───── Records supplied ─────

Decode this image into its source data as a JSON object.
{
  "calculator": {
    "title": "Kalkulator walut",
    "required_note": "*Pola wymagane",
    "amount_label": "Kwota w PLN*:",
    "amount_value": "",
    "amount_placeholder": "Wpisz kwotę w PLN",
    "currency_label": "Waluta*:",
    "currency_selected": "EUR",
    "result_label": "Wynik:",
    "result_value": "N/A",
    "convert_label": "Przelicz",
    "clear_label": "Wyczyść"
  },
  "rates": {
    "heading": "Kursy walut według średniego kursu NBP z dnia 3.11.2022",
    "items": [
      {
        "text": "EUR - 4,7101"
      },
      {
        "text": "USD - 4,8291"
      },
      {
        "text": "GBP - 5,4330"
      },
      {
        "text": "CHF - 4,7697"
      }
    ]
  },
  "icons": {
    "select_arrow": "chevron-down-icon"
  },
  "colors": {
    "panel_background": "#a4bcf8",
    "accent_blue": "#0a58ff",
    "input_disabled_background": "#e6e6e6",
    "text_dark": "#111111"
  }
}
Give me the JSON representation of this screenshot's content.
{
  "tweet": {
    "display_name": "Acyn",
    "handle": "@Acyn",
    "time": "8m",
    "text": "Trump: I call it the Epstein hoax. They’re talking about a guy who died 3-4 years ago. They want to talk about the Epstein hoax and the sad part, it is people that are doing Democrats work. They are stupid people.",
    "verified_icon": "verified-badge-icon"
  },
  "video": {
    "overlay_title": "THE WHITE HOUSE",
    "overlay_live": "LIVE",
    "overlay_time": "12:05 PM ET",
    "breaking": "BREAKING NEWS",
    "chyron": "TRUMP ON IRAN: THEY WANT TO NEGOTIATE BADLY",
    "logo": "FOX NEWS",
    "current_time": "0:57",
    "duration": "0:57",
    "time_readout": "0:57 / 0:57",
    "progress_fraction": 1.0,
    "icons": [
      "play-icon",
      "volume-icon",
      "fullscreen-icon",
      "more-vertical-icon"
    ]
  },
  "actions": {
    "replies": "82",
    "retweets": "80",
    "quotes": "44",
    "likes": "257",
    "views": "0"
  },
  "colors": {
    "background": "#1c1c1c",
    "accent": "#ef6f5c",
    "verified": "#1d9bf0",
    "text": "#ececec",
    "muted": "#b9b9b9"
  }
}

─────

Written problem:
From the data above, copy each line that has the string "this".

Solution to the exercise:
Decode this image into its source data as a JSON object.
Give me the JSON representation of this screenshot's content.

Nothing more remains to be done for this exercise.